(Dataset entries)
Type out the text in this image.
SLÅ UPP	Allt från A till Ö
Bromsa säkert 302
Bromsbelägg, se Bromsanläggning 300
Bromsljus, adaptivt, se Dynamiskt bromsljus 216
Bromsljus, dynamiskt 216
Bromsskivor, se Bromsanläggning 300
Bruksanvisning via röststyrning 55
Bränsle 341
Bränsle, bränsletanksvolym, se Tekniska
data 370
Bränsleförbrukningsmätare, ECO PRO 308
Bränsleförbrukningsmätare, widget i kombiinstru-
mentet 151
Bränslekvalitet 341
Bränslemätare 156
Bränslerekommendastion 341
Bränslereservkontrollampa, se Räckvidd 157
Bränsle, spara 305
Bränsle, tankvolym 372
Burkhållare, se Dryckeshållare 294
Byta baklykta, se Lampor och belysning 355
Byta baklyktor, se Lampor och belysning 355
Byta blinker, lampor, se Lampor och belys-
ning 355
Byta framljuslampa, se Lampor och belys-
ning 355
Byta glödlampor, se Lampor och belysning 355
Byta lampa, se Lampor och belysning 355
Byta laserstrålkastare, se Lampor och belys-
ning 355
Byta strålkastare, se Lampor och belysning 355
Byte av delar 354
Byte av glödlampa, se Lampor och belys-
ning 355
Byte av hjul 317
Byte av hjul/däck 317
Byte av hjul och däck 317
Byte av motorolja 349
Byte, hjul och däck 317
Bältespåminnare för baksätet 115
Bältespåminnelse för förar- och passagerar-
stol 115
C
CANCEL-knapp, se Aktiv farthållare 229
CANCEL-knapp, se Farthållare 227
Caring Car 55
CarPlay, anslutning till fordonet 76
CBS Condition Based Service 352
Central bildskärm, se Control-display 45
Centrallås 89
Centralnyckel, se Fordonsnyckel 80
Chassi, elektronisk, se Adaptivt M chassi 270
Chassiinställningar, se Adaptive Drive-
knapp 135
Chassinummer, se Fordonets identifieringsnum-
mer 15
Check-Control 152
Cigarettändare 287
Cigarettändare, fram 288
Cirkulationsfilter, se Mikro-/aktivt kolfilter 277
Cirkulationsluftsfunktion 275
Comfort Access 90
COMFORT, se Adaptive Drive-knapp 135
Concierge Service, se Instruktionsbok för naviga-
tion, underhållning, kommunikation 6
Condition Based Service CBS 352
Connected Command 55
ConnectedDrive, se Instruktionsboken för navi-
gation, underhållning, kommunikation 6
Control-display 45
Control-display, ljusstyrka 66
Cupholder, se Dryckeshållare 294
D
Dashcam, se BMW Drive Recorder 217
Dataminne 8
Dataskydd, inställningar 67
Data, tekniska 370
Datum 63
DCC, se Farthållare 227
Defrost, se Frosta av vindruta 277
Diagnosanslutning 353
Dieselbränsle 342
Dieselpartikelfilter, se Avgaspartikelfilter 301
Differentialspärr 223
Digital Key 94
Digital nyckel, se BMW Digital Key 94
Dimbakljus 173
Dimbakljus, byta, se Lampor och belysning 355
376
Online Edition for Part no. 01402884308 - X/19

• [To do] All lines that include "Digital" are to be gathered and copied.

• [Answer to the task]
Digital Key 94
Digital nyckel, se BMW Digital Key 94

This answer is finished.